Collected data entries
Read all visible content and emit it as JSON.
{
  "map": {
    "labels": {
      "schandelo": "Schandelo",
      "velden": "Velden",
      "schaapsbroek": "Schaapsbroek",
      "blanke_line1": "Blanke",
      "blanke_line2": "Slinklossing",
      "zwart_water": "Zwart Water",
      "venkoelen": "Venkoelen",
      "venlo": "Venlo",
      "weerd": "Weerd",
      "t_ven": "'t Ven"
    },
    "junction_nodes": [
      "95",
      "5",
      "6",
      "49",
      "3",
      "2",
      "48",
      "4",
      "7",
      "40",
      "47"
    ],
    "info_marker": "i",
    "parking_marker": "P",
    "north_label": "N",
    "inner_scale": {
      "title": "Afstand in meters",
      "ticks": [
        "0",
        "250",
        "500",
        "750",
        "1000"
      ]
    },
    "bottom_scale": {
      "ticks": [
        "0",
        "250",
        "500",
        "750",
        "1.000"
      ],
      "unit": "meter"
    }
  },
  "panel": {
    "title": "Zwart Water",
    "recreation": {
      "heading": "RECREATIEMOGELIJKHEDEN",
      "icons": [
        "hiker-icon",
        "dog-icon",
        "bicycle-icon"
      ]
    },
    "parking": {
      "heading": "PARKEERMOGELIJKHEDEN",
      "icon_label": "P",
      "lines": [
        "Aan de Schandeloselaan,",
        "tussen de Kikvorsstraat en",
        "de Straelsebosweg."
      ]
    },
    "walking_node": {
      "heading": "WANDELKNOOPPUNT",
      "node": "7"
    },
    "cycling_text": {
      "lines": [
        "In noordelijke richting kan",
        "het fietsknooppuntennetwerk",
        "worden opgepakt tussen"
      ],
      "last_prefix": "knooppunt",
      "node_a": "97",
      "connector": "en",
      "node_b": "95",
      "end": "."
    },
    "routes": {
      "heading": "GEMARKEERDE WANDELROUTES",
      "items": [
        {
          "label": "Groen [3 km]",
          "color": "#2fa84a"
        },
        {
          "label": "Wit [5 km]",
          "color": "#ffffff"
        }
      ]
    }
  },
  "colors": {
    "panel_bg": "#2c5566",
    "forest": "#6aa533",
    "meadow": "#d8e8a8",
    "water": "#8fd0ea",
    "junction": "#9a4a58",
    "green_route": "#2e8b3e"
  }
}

Challenge → Take every line from the records above that has the word "title" and copy it.

Exercise result →
      "title": "Afstand in meters",
    "title": "Zwart Water",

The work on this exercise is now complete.